- Written instruction 1:
In the ctypes thread, what value does the C function assign through its pointer parameter?
- Written instruction 2:
Rewrite the paragraph of the ctypes thread that begins "A have code in my dll" as one shorter sentence that keeps its main facts.
- Written instruction 3:
Reproduce the stretch of the ctypes thread from "myint = 999" through "ret = dll.sub(p_myint, p_mylong)".

CODEWITHSUNDEEP
pythondllctypes
w00dLAN
w00dLAN

Reputation: 1

How to call a C function with an output parameter

A have code in my dll (on C++). The function must accept a pointer to long as an output variable:

int add(int a, long *ddd)
{   
    *ddd = 1758;
    return a;
}

I am using Python 3:

from ctypes import *
import os

adr = os.getcwd()
dll = CDLL(adr + '\mydllcode.dll')

myint = 999
mylong = c_long(8888)
p_myint = c_int(myint)
p_mychar = c_wchar_p(mychar)
p_mylong = POINTER(mylong)

dll.add.argtypes = [c_int, POINTER(c_long)]
ret = dll.sub(p_myint, p_mylong)
print(ret)
print(str(mylong) + ' - ' + p_mylong.value)

And I get the error:

Traceback (most recent call last):
File "C:\PythonProjects\Shield\testdll.py", line 12, in <module>
p_mylong = POINTER(mylong)

- Rows:
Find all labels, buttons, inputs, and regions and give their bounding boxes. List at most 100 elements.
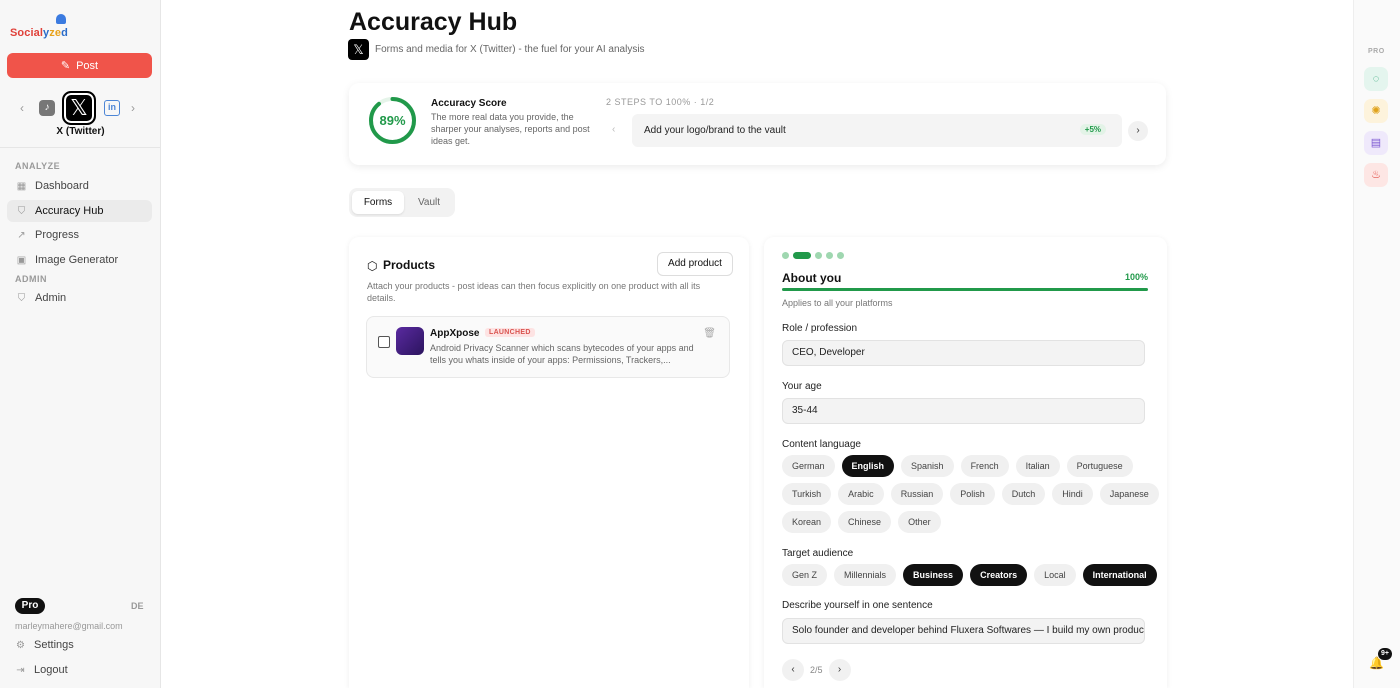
box-icon: ⬡ bbox=[367, 259, 378, 273]
step-dot[interactable] bbox=[782, 252, 789, 259]
role-label: Role / profession bbox=[782, 323, 858, 334]
settings-link[interactable]: ⚙ Settings bbox=[15, 639, 74, 651]
language-chip[interactable]: English bbox=[841, 455, 895, 477]
logout-icon: ⇥ bbox=[16, 664, 25, 676]
x-twitter-icon[interactable]: 𝕏 bbox=[62, 91, 96, 125]
step-dot[interactable] bbox=[837, 252, 844, 259]
age-label: Your age bbox=[782, 381, 822, 392]
language-chip[interactable]: Dutch bbox=[1001, 483, 1046, 505]
audience-chip[interactable]: Local bbox=[1034, 564, 1076, 586]
score-value: 89% bbox=[379, 113, 406, 128]
step-dot-active[interactable] bbox=[793, 252, 811, 259]
step-dot[interactable] bbox=[815, 252, 822, 259]
chat-icon[interactable]: ◌ bbox=[1364, 67, 1388, 91]
language-chip[interactable]: Portuguese bbox=[1066, 455, 1133, 477]
language-chip[interactable]: German bbox=[782, 455, 835, 477]
sidebar-item-label: Progress bbox=[35, 229, 80, 241]
tab-forms[interactable]: Forms bbox=[352, 191, 404, 214]
about-title: About you bbox=[782, 271, 842, 285]
product-description: Android Privacy Scanner which scans byte… bbox=[430, 343, 694, 365]
chevron-left-icon[interactable]: ‹ bbox=[612, 124, 615, 135]
sidebar-item-progress[interactable]: ↗ Progress bbox=[7, 224, 152, 246]
flame-icon[interactable]: ♨ bbox=[1364, 163, 1388, 187]
section-admin: ADMIN bbox=[15, 274, 47, 284]
age-select[interactable]: 35-44 bbox=[782, 398, 1145, 424]
logo[interactable]: Socialyzed bbox=[10, 14, 100, 42]
language-chip[interactable]: Turkish bbox=[782, 483, 832, 505]
pager-text: 2/5 bbox=[810, 665, 823, 675]
sidebar-item-label: Image Generator bbox=[35, 254, 119, 266]
shield-icon: ⛉ bbox=[17, 205, 26, 217]
settings-label: Settings bbox=[34, 639, 74, 651]
language-chip[interactable]: Spanish bbox=[901, 455, 954, 477]
chevron-right-icon[interactable]: › bbox=[131, 101, 135, 115]
product-checkbox[interactable] bbox=[378, 336, 390, 348]
audience-chip[interactable]: International bbox=[1082, 564, 1157, 586]
audience-chip[interactable]: Gen Z bbox=[782, 564, 828, 586]
products-description: Attach your products - post ideas can th… bbox=[367, 281, 701, 303]
logo-part-1: Social bbox=[10, 27, 44, 39]
plan-badge: Pro bbox=[15, 598, 45, 614]
product-item[interactable]: AppXpose LAUNCHED Android Privacy Scanne… bbox=[366, 316, 730, 378]
lightbulb-icon[interactable]: ✺ bbox=[1364, 99, 1388, 123]
chevron-right-icon[interactable]: › bbox=[828, 659, 851, 681]
tiktok-icon[interactable]: ♪ bbox=[39, 100, 55, 116]
audience-chip[interactable]: Creators bbox=[970, 564, 1028, 586]
page-subtitle: Forms and media for X (Twitter) - the fu… bbox=[375, 44, 645, 55]
status-badge: LAUNCHED bbox=[485, 328, 535, 337]
language-chip[interactable]: Hindi bbox=[1052, 483, 1093, 505]
products-title: Products bbox=[383, 258, 436, 272]
sidebar-item-admin[interactable]: ⛉ Admin bbox=[7, 287, 152, 309]
chevron-left-icon[interactable]: ‹ bbox=[782, 659, 804, 681]
post-button[interactable]: ✎ Post bbox=[7, 53, 152, 78]
language-chip[interactable]: Japanese bbox=[1099, 483, 1159, 505]
post-button-label: Post bbox=[76, 59, 99, 72]
tab-vault[interactable]: Vault bbox=[406, 191, 452, 214]
calendar-icon[interactable]: ▤ bbox=[1364, 131, 1388, 155]
user-email: marleymahere@gmail.com bbox=[15, 621, 123, 631]
page-title: Accuracy Hub bbox=[349, 8, 518, 36]
pencil-icon: ✎ bbox=[60, 60, 71, 72]
language-chip[interactable]: Italian bbox=[1015, 455, 1060, 477]
language-chip[interactable]: Arabic bbox=[838, 483, 884, 505]
language-chip[interactable]: Polish bbox=[950, 483, 995, 505]
step-boost-badge: +5% bbox=[1079, 124, 1106, 135]
products-card: ⬡ Products Add product Attach your produ… bbox=[349, 237, 749, 688]
language-chip[interactable]: Other bbox=[898, 511, 941, 533]
step-dot[interactable] bbox=[826, 252, 833, 259]
rail-pro-label: PRO bbox=[1368, 48, 1385, 55]
applies-note: Applies to all your platforms bbox=[782, 298, 893, 308]
image-icon: ▣ bbox=[16, 254, 27, 266]
sentence-input[interactable]: Solo founder and developer behind Fluxer… bbox=[782, 618, 1145, 644]
logout-label: Logout bbox=[34, 664, 68, 676]
sidebar-item-image-generator[interactable]: ▣ Image Generator bbox=[7, 249, 152, 271]
section-analyze: ANALYZE bbox=[15, 161, 61, 171]
accuracy-score-card: 89% Accuracy Score The more real data yo… bbox=[349, 83, 1166, 165]
score-description: The more real data you provide, the shar… bbox=[431, 112, 590, 146]
language-toggle[interactable]: DE bbox=[131, 601, 144, 611]
form-pager: ‹ 2/5 › bbox=[782, 659, 851, 681]
logo-part-3: ze bbox=[49, 27, 62, 39]
audience-chip[interactable]: Millennials bbox=[834, 564, 897, 586]
audience-chip[interactable]: Business bbox=[903, 564, 964, 586]
add-product-button[interactable]: Add product bbox=[657, 252, 733, 276]
next-step-item[interactable]: Add your logo/brand to the vault +5% bbox=[632, 114, 1122, 147]
logo-text: Socialyzed bbox=[10, 27, 68, 39]
gear-icon: ⚙ bbox=[16, 639, 25, 651]
trash-icon[interactable]: 🗑 bbox=[703, 328, 716, 339]
linkedin-icon[interactable]: in bbox=[104, 100, 120, 116]
chevron-left-icon[interactable]: ‹ bbox=[20, 101, 24, 115]
logout-link[interactable]: ⇥ Logout bbox=[15, 664, 68, 676]
app-icon bbox=[396, 327, 424, 355]
language-chips: German English Spanish French Italian Portugu… bbox=[782, 455, 1162, 533]
language-chip[interactable]: Chinese bbox=[838, 511, 892, 533]
audience-chips: Gen Z Millennials Business Creators Local Int… bbox=[782, 564, 1162, 586]
role-input[interactable]: CEO, Developer bbox=[782, 340, 1145, 366]
language-chip[interactable]: Russian bbox=[890, 483, 944, 505]
chevron-right-icon[interactable]: › bbox=[1128, 121, 1148, 141]
language-chip[interactable]: French bbox=[960, 455, 1009, 477]
logo-mark-icon bbox=[56, 14, 66, 24]
sidebar-item-dashboard[interactable]: ▦ Dashboard bbox=[7, 175, 152, 197]
language-chip[interactable]: Korean bbox=[782, 511, 832, 533]
sidebar-item-accuracy-hub[interactable]: ⛉ Accuracy Hub bbox=[7, 200, 152, 222]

- Problem solution 1:
1758

- Problem solution 2:
The DLL, written in C++, has a function that must take a pointer to long as an output variable.

- Problem solution 3:
myint = 999
mylong = c_long(8888)
p_myint = c_int(myint)
p_mychar = c_wchar_p(mychar)
p_mylong = POINTER(mylong)

dll.add.argtypes = [c_int, POINTER(c_long)]
ret = dll.sub(p_myint, p_mylong)